> _Input_:
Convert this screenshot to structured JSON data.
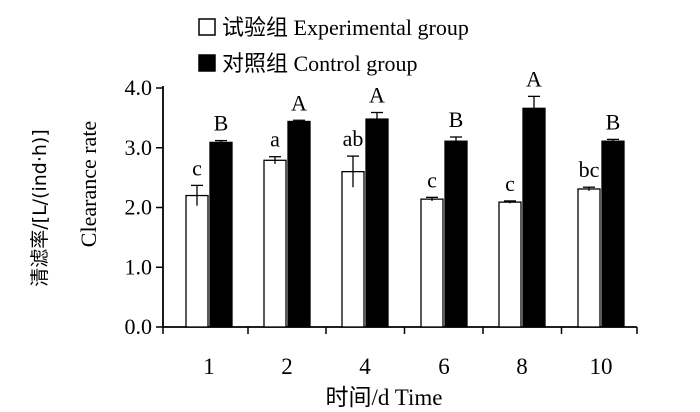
{
  "chart_data": {
    "type": "bar",
    "categories": [
      "1",
      "2",
      "4",
      "6",
      "8",
      "10"
    ],
    "xlabel": "时间/d Time",
    "ylabel_cn": "清滤率/[L/(ind·h)]",
    "ylabel_en": "Clearance rate",
    "ylim": [
      0,
      4
    ],
    "yticks": [
      "0.0",
      "1.0",
      "2.0",
      "3.0",
      "4.0"
    ],
    "grid": false,
    "legend_position": "top-center",
    "series": [
      {
        "name": "试验组 Experimental group",
        "color": "#ffffff",
        "values": [
          2.2,
          2.79,
          2.6,
          2.14,
          2.09,
          2.31
        ],
        "errors": [
          0.17,
          0.06,
          0.26,
          0.03,
          0.02,
          0.03
        ],
        "letters": [
          "c",
          "a",
          "ab",
          "c",
          "c",
          "bc"
        ]
      },
      {
        "name": "对照组 Control group",
        "color": "#000000",
        "values": [
          3.09,
          3.44,
          3.48,
          3.11,
          3.66,
          3.11
        ],
        "errors": [
          0.03,
          0.02,
          0.11,
          0.07,
          0.2,
          0.03
        ],
        "letters": [
          "B",
          "A",
          "A",
          "B",
          "A",
          "B"
        ]
      }
    ]
  }
}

> _Brief_: Exactly reproduce each record, leaving out any pictures.

> _Full answer_:
Convert this screenshot to structured JSON data.
{
  "chart_data": {
    "type": "bar",
    "categories": [
      "1",
      "2",
      "4",
      "6",
      "8",
      "10"
    ],
    "xlabel": "时间/d Time",
    "ylabel_cn": "清滤率/[L/(ind·h)]",
    "ylabel_en": "Clearance rate",
    "ylim": [
      0,
      4
    ],
    "yticks": [
      "0.0",
      "1.0",
      "2.0",
      "3.0",
      "4.0"
    ],
    "grid": false,
    "legend_position": "top-center",
    "series": [
      {
        "name": "试验组 Experimental group",
        "color": "#ffffff",
        "values": [
          2.2,
          2.79,
          2.6,
          2.14,
          2.09,
          2.31
        ],
        "errors": [
          0.17,
          0.06,
          0.26,
          0.03,
          0.02,
          0.03
        ],
        "letters": [
          "c",
          "a",
          "ab",
          "c",
          "c",
          "bc"
        ]
      },
      {
        "name": "对照组 Control group",
        "color": "#000000",
        "values": [
          3.09,
          3.44,
          3.48,
          3.11,
          3.66,
          3.11
        ],
        "errors": [
          0.03,
          0.02,
          0.11,
          0.07,
          0.2,
          0.03
        ],
        "letters": [
          "B",
          "A",
          "A",
          "B",
          "A",
          "B"
        ]
      }
    ]
  }
}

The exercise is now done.